* **DATA TO USE**

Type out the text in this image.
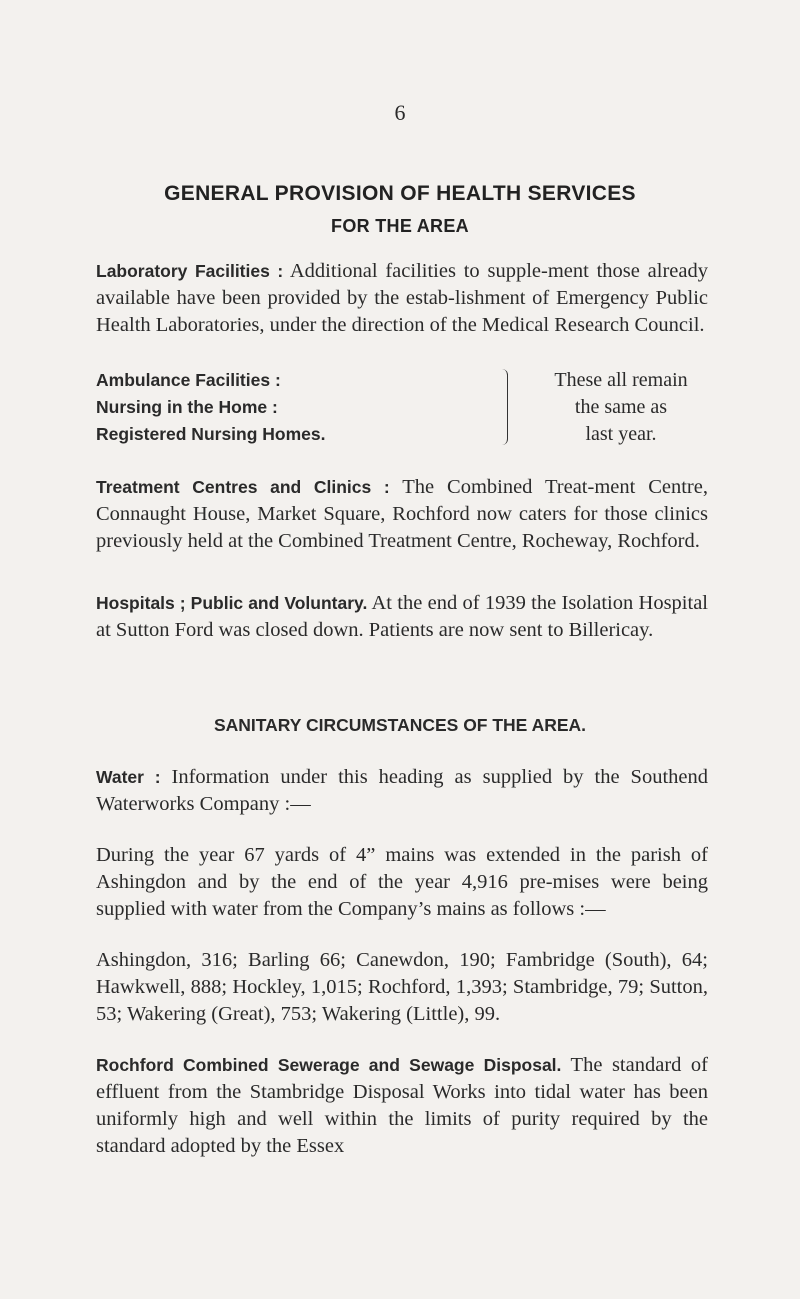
6
GENERAL PROVISION OF HEALTH SERVICES
FOR THE AREA

Laboratory Facilities : Additional facilities to supple-ment those already available have been provided by the estab-lishment of Emergency Public Health Laboratories, under the direction of the Medical Research Council.

Ambulance Facilities :
Nursing in the Home :
Registered Nursing Homes.
These all remain
the same as
last year.

Treatment Centres and Clinics : The Combined Treat-ment Centre, Connaught House, Market Square, Rochford now caters for those clinics previously held at the Combined Treatment Centre, Rocheway, Rochford.

Hospitals ; Public and Voluntary. At the end of 1939 the Isolation Hospital at Sutton Ford was closed down. Patients are now sent to Billericay.

SANITARY CIRCUMSTANCES OF THE AREA.

Water : Information under this heading as supplied by the Southend Waterworks Company :—

During the year 67 yards of 4” mains was extended in the parish of Ashingdon and by the end of the year 4,916 pre-mises were being supplied with water from the Company’s mains as follows :—

Ashingdon, 316; Barling 66; Canewdon, 190; Fambridge (South), 64; Hawkwell, 888; Hockley, 1,015; Rochford, 1,393; Stambridge, 79; Sutton, 53; Wakering (Great), 753; Wakering (Little), 99.

Rochford Combined Sewerage and Sewage Disposal. The standard of effluent from the Stambridge Disposal Works into tidal water has been uniformly high and well within the limits of purity required by the standard adopted by the Essex
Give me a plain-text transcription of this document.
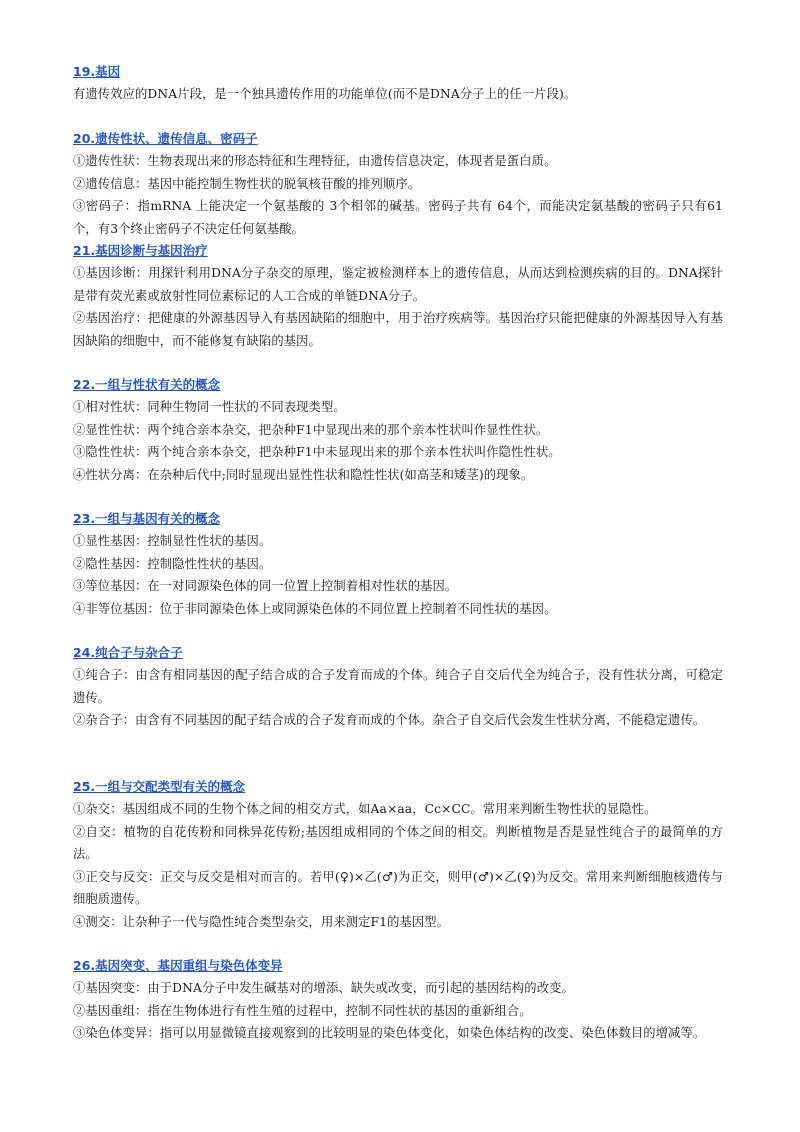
19.基因

有遗传效应的DNA片段，是一个独具遗传作用的功能单位(而不是DNA分子上的任一片段)。

20.遗传性状、遗传信息、密码子

①遗传性状：生物表现出来的形态特征和生理特征，由遗传信息决定，体现者是蛋白质。

②遗传信息：基因中能控制生物性状的脱氧核苷酸的排列顺序。

③密码子：指mRNA 上能决定一个氨基酸的 3个相邻的碱基。密码子共有 64个，而能决定氨基酸的密码子只有61个，有3个终止密码子不决定任何氨基酸。

21.基因诊断与基因治疗

①基因诊断：用探针利用DNA分子杂交的原理，鉴定被检测样本上的遗传信息，从而达到检测疾病的目的。DNA探针是带有荧光素或放射性同位素标记的人工合成的单链DNA分子。

②基因治疗：把健康的外源基因导入有基因缺陷的细胞中，用于治疗疾病等。基因治疗只能把健康的外源基因导入有基因缺陷的细胞中，而不能修复有缺陷的基因。

22.一组与性状有关的概念

①相对性状：同种生物同一性状的不同表现类型。

②显性性状：两个纯合亲本杂交，把杂种F1中显现出来的那个亲本性状叫作显性性状。

③隐性性状：两个纯合亲本杂交，把杂种F1中未显现出来的那个亲本性状叫作隐性性状。

④性状分离：在杂种后代中;同时显现出显性性状和隐性性状(如高茎和矮茎)的现象。

23.一组与基因有关的概念

①显性基因：控制显性性状的基因。

②隐性基因：控制隐性性状的基因。

③等位基因：在一对同源染色体的同一位置上控制着相对性状的基因。

④非等位基因：位于非同源染色体上或同源染色体的不同位置上控制着不同性状的基因。

24.纯合子与杂合子

①纯合子：由含有相同基因的配子结合成的合子发育而成的个体。纯合子自交后代全为纯合子，没有性状分离，可稳定遗传。

②杂合子：由含有不同基因的配子结合成的合子发育而成的个体。杂合子自交后代会发生性状分离，不能稳定遗传。

25.一组与交配类型有关的概念

①杂交：基因组成不同的生物个体之间的相交方式，如Aa×aa，Cc×CC。常用来判断生物性状的显隐性。

②自交：植物的自花传粉和同株异花传粉;基因组成相同的个体之间的相交。判断植物是否是显性纯合子的最简单的方法。

③正交与反交：正交与反交是相对而言的。若甲(♀)×乙(♂)为正交，则甲(♂)×乙(♀)为反交。常用来判断细胞核遗传与细胞质遗传。

④测交：让杂种子一代与隐性纯合类型杂交，用来测定F1的基因型。

26.基因突变、基因重组与染色体变异

①基因突变：由于DNA分子中发生碱基对的增添、缺失或改变，而引起的基因结构的改变。

②基因重组：指在生物体进行有性生殖的过程中，控制不同性状的基因的重新组合。

③染色体变异：指可以用显微镜直接观察到的比较明显的染色体变化，如染色体结构的改变、染色体数目的增减等。
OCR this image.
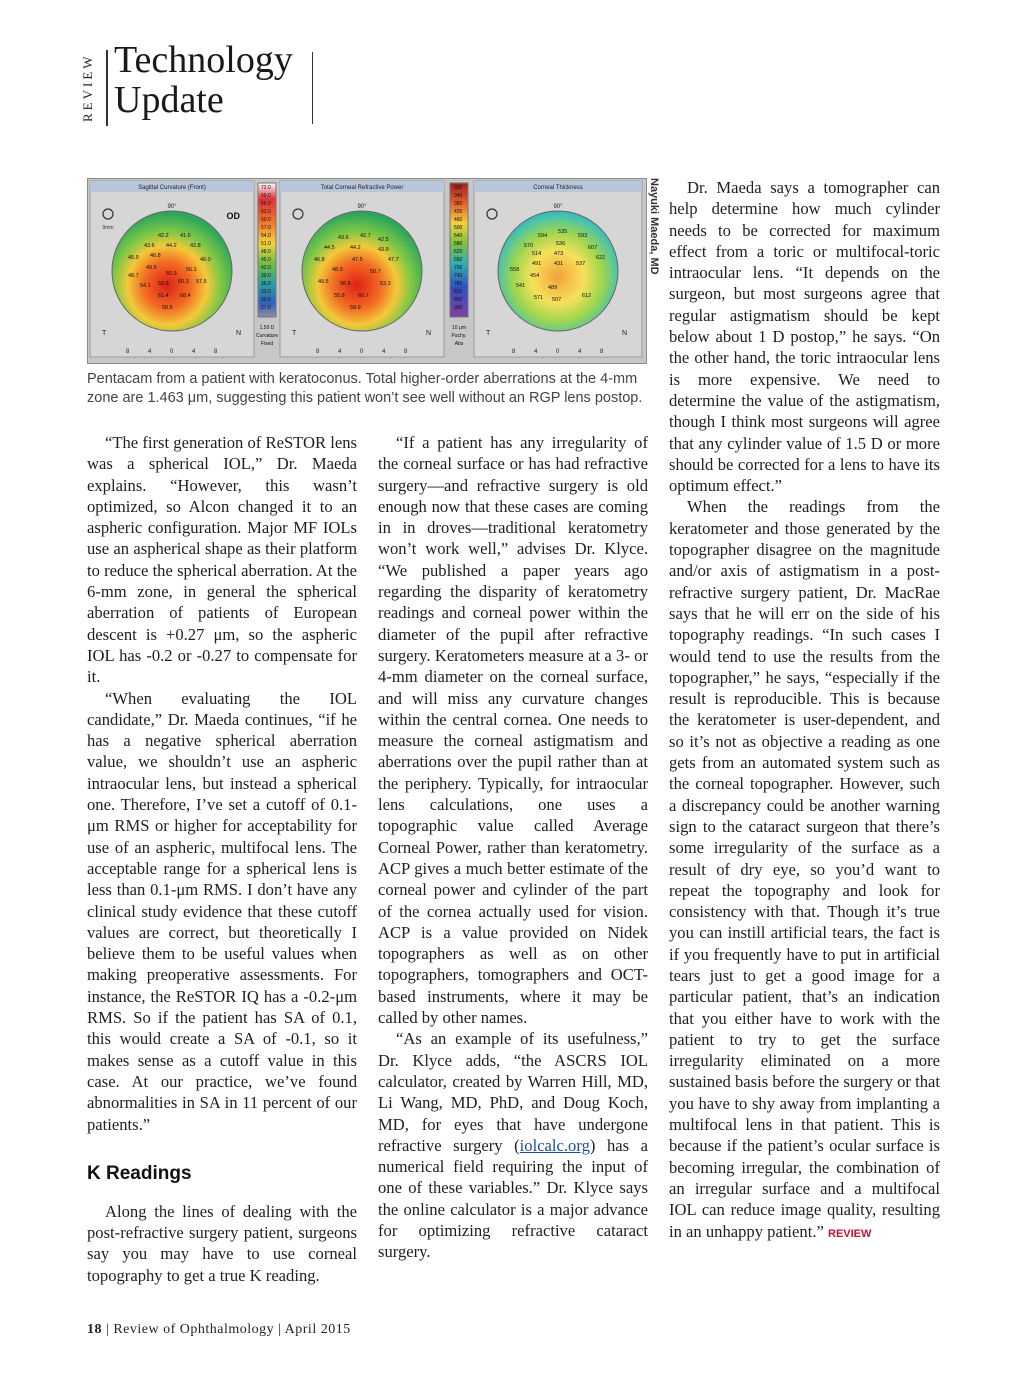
REVIEW Technology
Update
Sagittal Curvature (Front)
OD
9mm
90°
T	N
42.2 41.6
43.6 44.2 42.8
45.9 46.8
49.5
46.0
48.7	50.3
56.1
57.5
54.1 59.9 60.3
61.4 68.4
58.5
8	4	0	4	8
72.0
69.0
66.0
63.0
60.0
57.0
54.0
51.0
48.0
45.0
42.0
39.0
36.0
33.0
30.0
27.0
1.50 D
Curvature
Fixed
Total Corneal Refractive Power
90°
T	N
43.6 42.7
42.5
44.5	44.2	43.9
46.8	47.5	47.7
48.3	50.7
49.5 56.6	53.3
55.8 60.7
58.9
8	4	0	4	8
300
340
380
420
460
500
540
580
620
660
700
740
780
820
860
900
10 μm
Pachy.
Abs
Corneal Thickness
90°
T	N
594
535
593
570	536
607
514
558
491	537
622
541	489
571 507
612
454
431
473
8	4	0	4	8
Nayuki Maeda, MD
Pentacam from a patient with keratoconus. Total higher-order aberrations at the 4-mm zone are 1.463 μm, suggesting this patient won’t see well without an RGP lens postop.

“The first generation of ReSTOR lens was a spherical IOL,” Dr. Maeda explains. “However, this wasn’t optimized, so Alcon changed it to an aspheric configuration. Major MF IOLs use an aspherical shape as their platform to reduce the spherical aberration. At the 6-mm zone, in general the spherical aberration of patients of European descent is +0.27 μm, so the aspheric IOL has -0.2 or -0.27 to compensate for it.

“When evaluating the IOL candidate,” Dr. Maeda continues, “if he has a negative spherical aberration value, we shouldn’t use an aspheric intraocular lens, but instead a spherical one. Therefore, I’ve set a cutoff of 0.1-μm RMS or higher for acceptability for use of an aspheric, multifocal lens. The acceptable range for a spherical lens is less than 0.1-μm RMS. I don’t have any clinical study evidence that these cutoff values are correct, but theoretically I believe them to be useful values when making preoperative assessments. For instance, the ReSTOR IQ has a -0.2-μm RMS. So if the patient has SA of 0.1, this would create a SA of -0.1, so it makes sense as a cutoff value in this case. At our practice, we’ve found abnormalities in SA in 11 percent of our patients.”

K Readings

Along the lines of dealing with the post-refractive surgery patient, surgeons say you may have to use corneal topography to get a true K reading.

“If a patient has any irregularity of the corneal surface or has had refractive surgery—and refractive surgery is old enough now that these cases are coming in in droves—traditional keratometry won’t work well,” advises Dr. Klyce. “We published a paper years ago regarding the disparity of keratometry readings and corneal power within the diameter of the pupil after refractive surgery. Keratometers measure at a 3- or 4-mm diameter on the corneal surface, and will miss any curvature changes within the central cornea. One needs to measure the corneal astigmatism and aberrations over the pupil rather than at the periphery. Typically, for intraocular lens calculations, one uses a topographic value called Average Corneal Power, rather than keratometry. ACP gives a much better estimate of the corneal power and cylinder of the part of the cornea actually used for vision. ACP is a value provided on Nidek topographers as well as on other topographers, tomographers and OCT-based instruments, where it may be called by other names.

“As an example of its usefulness,” Dr. Klyce adds, “the ASCRS IOL calculator, created by Warren Hill, MD, Li Wang, MD, PhD, and Doug Koch, MD, for eyes that have undergone refractive surgery (iolcalc.org) has a numerical field requiring the input of one of these variables.” Dr. Klyce says the online calculator is a major advance for optimizing refractive cataract surgery.

Dr. Maeda says a tomographer can help determine how much cylinder needs to be corrected for maximum effect from a toric or multifocal-toric intraocular lens. “It depends on the surgeon, but most surgeons agree that regular astigmatism should be kept below about 1 D postop,” he says. “On the other hand, the toric intraocular lens is more expensive. We need to determine the value of the astigmatism, though I think most surgeons will agree that any cylinder value of 1.5 D or more should be corrected for a lens to have its optimum effect.”

When the readings from the keratometer and those generated by the topographer disagree on the magnitude and/or axis of astigmatism in a post-refractive surgery patient, Dr. MacRae says that he will err on the side of his topography readings. “In such cases I would tend to use the results from the topographer,” he says, “especially if the result is reproducible. This is because the keratometer is user-dependent, and so it’s not as objective a reading as one gets from an automated system such as the corneal topographer. However, such a discrepancy could be another warning sign to the cataract surgeon that there’s some irregularity of the surface as a result of dry eye, so you’d want to repeat the topography and look for consistency with that. Though it’s true you can instill artificial tears, the fact is if you frequently have to put in artificial tears just to get a good image for a particular patient, that’s an indication that you either have to work with the patient to try to get the surface irregularity eliminated on a more sustained basis before the surgery or that you have to shy away from implanting a multifocal lens in that patient. This is because if the patient’s ocular surface is becoming irregular, the combination of an irregular surface and a multifocal IOL can reduce image quality, resulting in an unhappy patient.” REVIEW

18 | Review of Ophthalmology | April 2015
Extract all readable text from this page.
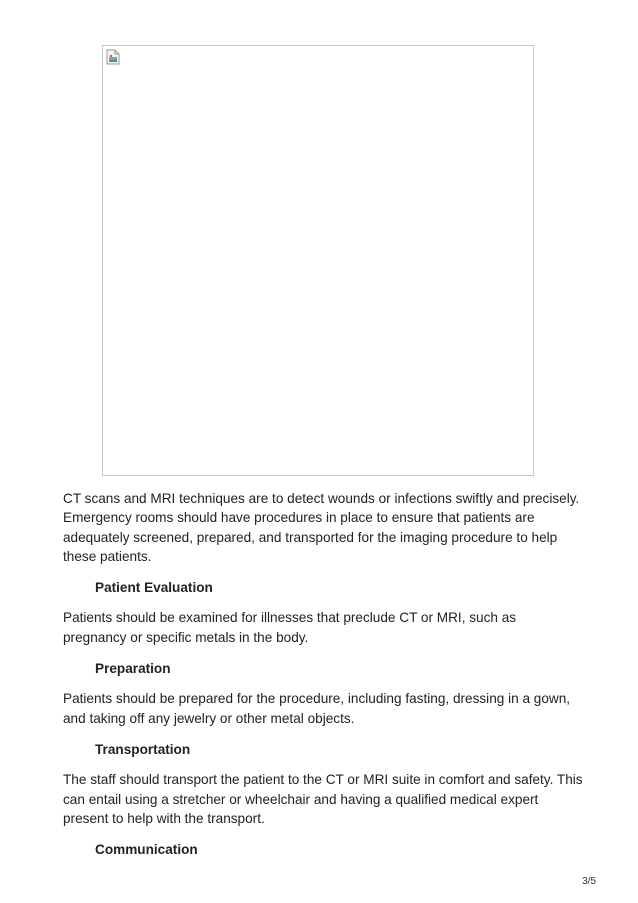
CT scans and MRI techniques are to detect wounds or infections swiftly and precisely. Emergency rooms should have procedures in place to ensure that patients are adequately screened, prepared, and transported for the imaging procedure to help these patients.

Patient Evaluation

Patients should be examined for illnesses that preclude CT or MRI, such as pregnancy or specific metals in the body.

Preparation

Patients should be prepared for the procedure, including fasting, dressing in a gown, and taking off any jewelry or other metal objects.

Transportation

The staff should transport the patient to the CT or MRI suite in comfort and safety. This can entail using a stretcher or wheelchair and having a qualified medical expert present to help with the transport.

Communication

3/5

* **PROBLEM TO WORK ON**
In the data above, how many lines carry the string "Emergency"? Only the number should be given.

* **ANSWER AREA**
2